Assemble all lines in which the string "Kilianshof" appears.

## Start Source data

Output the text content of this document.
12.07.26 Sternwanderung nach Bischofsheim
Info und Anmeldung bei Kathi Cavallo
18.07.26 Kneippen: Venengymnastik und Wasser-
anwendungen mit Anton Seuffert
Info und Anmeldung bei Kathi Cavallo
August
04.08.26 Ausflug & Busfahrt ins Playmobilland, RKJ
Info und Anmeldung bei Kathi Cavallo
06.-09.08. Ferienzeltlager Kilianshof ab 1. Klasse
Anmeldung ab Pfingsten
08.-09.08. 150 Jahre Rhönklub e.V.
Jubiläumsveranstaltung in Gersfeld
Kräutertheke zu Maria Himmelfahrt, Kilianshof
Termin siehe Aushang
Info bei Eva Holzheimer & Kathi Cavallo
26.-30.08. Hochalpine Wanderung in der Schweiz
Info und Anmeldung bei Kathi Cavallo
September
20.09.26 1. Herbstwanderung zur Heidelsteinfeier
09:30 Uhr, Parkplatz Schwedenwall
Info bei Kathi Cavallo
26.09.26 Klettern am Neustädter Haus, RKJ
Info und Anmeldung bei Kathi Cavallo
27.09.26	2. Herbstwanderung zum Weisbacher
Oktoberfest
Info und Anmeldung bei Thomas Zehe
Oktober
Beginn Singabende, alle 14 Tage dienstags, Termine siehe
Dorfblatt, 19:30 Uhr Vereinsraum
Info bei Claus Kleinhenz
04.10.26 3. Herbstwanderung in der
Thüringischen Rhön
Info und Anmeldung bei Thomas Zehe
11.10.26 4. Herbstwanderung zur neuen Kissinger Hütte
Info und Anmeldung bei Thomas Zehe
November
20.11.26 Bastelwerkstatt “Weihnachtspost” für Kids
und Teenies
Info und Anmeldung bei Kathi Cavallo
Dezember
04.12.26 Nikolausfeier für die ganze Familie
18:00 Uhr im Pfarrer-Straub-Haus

## End Source data

> **Task result**
06.-09.08. Ferienzeltlager Kilianshof ab 1. Klasse
Kräutertheke zu Maria Himmelfahrt, Kilianshof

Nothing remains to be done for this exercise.